[PROBLEM REQUIREMENTS] Report back each line of the records that contains the string "Chọn".

..............................

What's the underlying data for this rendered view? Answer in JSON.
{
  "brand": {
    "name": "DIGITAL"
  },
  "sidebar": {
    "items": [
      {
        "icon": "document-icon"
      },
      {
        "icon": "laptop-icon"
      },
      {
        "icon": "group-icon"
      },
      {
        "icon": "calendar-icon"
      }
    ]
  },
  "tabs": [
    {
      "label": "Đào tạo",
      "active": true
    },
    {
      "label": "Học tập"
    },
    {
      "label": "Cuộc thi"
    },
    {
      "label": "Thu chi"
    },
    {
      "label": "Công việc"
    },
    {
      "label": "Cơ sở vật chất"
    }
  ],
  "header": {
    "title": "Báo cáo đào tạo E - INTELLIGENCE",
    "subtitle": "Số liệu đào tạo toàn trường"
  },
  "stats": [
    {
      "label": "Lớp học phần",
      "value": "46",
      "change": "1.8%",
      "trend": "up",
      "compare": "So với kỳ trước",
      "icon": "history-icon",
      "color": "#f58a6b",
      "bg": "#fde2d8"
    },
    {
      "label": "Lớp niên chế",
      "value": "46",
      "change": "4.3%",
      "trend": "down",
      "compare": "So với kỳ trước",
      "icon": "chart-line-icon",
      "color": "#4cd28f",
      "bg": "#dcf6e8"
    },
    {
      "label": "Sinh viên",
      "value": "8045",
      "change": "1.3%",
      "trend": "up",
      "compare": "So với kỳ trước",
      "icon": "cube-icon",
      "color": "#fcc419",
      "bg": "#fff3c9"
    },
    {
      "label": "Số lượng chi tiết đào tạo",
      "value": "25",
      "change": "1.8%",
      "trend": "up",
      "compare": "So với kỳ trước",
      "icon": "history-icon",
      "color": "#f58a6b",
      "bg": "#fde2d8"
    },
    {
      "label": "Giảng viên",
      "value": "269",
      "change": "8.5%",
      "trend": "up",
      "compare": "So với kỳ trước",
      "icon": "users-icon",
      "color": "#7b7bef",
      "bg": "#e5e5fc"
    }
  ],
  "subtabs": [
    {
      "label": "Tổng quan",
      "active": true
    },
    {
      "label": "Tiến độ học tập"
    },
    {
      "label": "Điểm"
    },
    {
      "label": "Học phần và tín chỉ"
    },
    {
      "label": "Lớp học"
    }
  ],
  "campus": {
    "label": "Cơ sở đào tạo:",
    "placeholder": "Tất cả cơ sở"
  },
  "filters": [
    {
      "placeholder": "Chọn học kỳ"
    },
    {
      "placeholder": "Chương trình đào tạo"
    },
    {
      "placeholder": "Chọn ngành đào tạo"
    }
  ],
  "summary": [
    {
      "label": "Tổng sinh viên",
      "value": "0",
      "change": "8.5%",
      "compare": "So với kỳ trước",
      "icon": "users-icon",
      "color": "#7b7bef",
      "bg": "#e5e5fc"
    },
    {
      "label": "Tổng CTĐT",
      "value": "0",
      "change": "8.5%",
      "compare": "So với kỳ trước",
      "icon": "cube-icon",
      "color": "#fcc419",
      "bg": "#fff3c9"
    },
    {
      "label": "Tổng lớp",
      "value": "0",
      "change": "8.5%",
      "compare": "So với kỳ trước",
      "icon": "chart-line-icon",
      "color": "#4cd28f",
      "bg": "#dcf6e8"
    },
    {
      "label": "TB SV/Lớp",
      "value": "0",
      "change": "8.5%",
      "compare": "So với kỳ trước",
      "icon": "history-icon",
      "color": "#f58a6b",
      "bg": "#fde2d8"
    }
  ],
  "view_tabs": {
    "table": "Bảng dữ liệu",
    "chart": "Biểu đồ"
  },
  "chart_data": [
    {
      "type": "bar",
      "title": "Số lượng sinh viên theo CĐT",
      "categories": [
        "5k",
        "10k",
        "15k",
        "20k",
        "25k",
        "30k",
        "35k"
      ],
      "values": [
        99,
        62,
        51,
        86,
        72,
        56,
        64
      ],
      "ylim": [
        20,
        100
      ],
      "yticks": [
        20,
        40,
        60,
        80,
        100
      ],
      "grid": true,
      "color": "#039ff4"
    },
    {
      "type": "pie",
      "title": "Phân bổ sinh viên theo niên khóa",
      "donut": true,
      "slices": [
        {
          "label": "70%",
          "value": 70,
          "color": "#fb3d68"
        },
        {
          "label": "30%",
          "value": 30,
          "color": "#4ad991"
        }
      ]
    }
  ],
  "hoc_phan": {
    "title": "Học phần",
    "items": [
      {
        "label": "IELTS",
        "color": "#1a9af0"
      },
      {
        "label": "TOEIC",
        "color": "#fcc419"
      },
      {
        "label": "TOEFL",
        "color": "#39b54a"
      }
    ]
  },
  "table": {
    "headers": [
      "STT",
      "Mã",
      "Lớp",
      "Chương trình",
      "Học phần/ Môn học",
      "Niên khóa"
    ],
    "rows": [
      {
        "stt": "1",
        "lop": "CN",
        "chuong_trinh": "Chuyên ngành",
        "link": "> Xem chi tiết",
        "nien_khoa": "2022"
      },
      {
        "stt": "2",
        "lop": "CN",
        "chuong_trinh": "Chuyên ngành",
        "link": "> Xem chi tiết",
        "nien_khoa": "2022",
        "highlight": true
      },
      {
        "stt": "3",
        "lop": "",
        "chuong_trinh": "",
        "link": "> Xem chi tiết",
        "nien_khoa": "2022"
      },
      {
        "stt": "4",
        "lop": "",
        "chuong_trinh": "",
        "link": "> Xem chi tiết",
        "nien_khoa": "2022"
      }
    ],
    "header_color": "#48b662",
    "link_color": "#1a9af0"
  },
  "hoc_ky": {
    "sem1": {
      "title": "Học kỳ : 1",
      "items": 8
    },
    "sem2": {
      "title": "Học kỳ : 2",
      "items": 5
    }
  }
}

..............................

[TASK ANSWER]
      "placeholder": "Chọn học kỳ"
      "placeholder": "Chọn ngành đào tạo"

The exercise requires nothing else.